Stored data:
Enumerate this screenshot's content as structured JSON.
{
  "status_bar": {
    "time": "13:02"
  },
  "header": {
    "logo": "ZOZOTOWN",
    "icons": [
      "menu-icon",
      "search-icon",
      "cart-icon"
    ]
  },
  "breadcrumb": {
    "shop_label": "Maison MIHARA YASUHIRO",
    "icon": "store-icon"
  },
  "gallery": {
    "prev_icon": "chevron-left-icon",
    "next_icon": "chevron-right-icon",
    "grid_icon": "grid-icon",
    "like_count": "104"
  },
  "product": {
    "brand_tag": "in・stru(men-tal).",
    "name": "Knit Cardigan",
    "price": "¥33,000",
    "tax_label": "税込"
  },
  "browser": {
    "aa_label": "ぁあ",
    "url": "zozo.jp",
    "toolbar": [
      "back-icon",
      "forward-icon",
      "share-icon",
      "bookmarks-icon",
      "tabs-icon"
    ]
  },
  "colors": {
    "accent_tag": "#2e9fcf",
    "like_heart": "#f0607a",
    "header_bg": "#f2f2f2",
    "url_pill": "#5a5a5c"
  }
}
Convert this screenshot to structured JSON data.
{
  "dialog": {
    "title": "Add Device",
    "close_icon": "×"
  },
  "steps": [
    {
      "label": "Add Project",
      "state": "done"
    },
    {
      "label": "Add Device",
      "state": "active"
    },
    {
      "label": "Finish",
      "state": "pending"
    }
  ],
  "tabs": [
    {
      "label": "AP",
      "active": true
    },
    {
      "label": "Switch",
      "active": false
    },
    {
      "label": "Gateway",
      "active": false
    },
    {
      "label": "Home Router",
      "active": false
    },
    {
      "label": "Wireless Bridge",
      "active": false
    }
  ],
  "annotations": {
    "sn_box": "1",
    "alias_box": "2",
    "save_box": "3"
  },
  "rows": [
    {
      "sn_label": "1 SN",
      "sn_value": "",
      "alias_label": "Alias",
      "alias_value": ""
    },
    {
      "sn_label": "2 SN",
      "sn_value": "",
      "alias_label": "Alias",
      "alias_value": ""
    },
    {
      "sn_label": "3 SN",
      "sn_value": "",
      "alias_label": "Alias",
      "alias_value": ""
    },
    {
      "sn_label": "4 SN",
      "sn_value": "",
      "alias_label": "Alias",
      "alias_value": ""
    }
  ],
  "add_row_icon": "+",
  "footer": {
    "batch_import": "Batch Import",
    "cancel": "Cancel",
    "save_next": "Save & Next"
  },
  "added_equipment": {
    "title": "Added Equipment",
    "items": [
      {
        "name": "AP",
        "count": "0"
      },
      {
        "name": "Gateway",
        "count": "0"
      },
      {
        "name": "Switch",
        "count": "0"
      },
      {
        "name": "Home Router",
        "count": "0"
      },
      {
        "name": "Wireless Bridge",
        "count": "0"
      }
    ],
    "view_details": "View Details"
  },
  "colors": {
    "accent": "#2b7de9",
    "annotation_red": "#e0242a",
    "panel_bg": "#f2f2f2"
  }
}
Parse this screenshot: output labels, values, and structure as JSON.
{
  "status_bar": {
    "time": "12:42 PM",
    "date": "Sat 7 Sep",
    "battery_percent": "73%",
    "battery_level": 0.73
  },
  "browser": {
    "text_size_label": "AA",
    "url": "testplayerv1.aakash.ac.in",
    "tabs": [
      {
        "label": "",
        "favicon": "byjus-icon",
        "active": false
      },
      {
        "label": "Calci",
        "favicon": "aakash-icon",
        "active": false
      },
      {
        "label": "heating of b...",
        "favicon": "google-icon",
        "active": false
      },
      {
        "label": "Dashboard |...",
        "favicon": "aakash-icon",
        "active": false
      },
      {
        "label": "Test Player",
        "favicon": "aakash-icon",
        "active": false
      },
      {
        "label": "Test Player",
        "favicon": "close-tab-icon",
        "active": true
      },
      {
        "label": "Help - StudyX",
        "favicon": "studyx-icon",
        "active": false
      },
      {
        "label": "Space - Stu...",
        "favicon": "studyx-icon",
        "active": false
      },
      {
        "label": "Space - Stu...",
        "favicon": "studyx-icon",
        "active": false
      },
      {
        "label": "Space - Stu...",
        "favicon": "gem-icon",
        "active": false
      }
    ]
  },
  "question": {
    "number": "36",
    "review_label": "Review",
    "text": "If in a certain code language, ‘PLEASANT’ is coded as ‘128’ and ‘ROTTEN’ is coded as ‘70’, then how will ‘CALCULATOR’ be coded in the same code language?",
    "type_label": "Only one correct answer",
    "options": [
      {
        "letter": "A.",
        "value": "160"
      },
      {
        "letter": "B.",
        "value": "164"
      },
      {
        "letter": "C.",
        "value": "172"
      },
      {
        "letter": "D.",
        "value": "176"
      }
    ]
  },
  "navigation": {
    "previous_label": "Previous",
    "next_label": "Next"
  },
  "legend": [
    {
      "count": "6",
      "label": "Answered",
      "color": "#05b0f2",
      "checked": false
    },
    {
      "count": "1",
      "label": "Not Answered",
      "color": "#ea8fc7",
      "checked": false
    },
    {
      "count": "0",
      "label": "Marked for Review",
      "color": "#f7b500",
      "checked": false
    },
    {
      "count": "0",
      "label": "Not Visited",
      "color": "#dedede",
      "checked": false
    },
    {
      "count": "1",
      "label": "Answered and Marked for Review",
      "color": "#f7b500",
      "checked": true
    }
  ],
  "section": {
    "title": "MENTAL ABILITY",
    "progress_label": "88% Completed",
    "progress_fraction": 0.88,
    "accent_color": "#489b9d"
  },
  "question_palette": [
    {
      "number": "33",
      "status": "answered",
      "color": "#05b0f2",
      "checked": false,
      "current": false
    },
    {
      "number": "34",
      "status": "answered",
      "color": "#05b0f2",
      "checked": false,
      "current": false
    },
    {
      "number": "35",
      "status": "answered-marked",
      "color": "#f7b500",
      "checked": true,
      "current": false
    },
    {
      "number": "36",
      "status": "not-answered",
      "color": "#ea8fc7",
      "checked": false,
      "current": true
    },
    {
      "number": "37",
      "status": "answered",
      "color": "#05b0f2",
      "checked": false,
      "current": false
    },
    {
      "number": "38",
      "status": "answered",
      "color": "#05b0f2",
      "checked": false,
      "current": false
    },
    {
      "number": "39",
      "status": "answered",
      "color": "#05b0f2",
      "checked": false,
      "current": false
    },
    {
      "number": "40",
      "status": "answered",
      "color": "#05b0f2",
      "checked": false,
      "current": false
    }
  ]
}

Directions: Extract all lines from the material above that include the word "chevron".

Written solution:
    "prev_icon": "chevron-left-icon",
    "next_icon": "chevron-right-icon",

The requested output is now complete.